SUPPLIED ENTRIES:
● ● ● ● ●

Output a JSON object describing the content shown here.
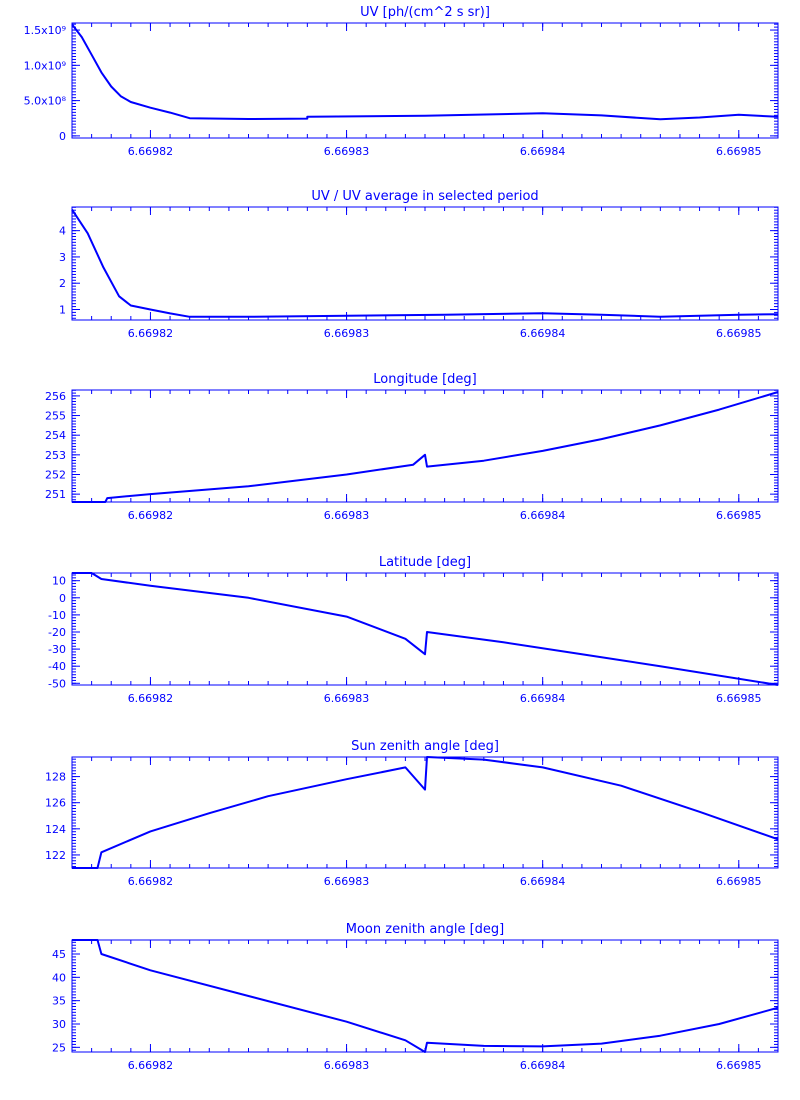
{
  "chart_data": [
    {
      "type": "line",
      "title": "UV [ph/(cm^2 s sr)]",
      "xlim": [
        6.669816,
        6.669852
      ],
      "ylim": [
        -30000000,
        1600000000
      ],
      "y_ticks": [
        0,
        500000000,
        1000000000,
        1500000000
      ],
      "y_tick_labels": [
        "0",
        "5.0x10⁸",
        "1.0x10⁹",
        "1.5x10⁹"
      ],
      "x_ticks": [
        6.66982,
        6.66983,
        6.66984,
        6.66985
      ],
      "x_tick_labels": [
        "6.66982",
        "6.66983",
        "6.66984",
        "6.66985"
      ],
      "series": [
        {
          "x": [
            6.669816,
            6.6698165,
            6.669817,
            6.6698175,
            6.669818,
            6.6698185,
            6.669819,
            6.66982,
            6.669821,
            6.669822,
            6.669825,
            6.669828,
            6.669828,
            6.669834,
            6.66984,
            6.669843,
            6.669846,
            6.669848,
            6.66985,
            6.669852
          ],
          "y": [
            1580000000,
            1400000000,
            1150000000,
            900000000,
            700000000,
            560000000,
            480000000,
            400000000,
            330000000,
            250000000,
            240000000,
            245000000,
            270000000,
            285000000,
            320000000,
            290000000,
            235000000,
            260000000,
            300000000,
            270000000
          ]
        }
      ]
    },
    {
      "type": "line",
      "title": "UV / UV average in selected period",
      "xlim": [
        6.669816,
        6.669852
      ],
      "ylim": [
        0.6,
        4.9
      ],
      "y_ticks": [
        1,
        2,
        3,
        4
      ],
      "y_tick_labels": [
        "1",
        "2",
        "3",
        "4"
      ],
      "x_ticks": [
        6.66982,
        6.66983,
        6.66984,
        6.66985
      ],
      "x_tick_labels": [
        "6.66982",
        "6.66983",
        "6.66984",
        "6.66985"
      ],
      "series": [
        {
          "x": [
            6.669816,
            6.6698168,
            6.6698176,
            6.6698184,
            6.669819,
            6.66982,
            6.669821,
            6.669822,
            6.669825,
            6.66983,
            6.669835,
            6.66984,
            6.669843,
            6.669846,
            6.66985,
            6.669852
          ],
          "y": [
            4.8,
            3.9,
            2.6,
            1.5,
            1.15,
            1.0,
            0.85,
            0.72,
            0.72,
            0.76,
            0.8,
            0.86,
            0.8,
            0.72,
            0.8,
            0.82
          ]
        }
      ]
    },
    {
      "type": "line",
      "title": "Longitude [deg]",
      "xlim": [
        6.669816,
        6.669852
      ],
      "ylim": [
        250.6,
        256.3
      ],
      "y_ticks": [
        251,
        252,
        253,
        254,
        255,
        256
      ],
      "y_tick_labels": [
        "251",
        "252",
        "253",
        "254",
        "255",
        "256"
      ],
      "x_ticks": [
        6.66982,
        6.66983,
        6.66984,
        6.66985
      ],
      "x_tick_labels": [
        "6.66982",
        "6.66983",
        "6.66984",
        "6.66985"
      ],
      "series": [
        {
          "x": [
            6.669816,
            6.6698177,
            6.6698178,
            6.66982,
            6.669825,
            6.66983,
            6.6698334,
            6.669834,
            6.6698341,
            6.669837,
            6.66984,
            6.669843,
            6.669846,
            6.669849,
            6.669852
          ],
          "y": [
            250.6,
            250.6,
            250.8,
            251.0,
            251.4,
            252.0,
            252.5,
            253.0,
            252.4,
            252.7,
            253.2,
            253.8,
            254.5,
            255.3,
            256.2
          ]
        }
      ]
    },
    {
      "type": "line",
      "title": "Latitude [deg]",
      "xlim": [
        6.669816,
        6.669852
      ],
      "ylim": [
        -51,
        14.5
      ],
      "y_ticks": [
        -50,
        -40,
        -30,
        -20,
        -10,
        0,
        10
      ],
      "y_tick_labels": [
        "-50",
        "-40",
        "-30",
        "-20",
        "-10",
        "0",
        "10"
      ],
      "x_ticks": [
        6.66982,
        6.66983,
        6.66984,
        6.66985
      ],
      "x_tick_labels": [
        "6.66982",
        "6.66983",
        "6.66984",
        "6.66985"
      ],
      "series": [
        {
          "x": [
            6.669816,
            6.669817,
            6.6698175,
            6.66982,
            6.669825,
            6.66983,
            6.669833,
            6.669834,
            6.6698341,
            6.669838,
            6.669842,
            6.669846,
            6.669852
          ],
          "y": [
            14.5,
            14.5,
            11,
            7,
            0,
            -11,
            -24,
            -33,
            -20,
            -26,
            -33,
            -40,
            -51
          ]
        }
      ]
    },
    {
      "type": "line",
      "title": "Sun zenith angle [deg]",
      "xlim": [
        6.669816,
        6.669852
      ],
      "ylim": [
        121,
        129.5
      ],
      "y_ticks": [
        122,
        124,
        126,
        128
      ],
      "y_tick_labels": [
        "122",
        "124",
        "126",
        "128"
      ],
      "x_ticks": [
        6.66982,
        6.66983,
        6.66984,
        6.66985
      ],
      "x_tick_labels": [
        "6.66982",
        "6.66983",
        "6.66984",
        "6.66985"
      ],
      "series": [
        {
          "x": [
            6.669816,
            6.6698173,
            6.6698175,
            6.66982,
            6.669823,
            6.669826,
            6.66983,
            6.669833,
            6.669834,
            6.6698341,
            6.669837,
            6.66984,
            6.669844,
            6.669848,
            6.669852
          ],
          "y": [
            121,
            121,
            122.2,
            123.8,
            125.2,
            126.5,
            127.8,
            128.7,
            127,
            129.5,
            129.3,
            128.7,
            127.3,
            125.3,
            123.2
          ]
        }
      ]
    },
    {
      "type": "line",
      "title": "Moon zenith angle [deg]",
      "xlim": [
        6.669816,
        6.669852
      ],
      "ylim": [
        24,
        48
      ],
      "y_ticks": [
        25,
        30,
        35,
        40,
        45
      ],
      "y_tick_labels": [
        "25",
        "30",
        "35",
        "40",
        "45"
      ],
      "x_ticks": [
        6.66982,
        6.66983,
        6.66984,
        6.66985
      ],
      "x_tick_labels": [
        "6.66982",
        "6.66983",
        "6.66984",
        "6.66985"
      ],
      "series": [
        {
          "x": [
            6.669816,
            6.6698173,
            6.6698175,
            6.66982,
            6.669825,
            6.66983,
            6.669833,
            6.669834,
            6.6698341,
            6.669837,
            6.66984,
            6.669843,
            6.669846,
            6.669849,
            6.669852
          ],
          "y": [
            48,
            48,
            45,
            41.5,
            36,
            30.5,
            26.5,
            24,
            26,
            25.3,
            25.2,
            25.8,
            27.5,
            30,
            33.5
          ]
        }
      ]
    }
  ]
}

● ● ● ● ●

Copy down every line of the entries containing the word "zenith".

EXERCISE OUTPUT:
      "title": "Sun zenith angle [deg]",
      "title": "Moon zenith angle [deg]",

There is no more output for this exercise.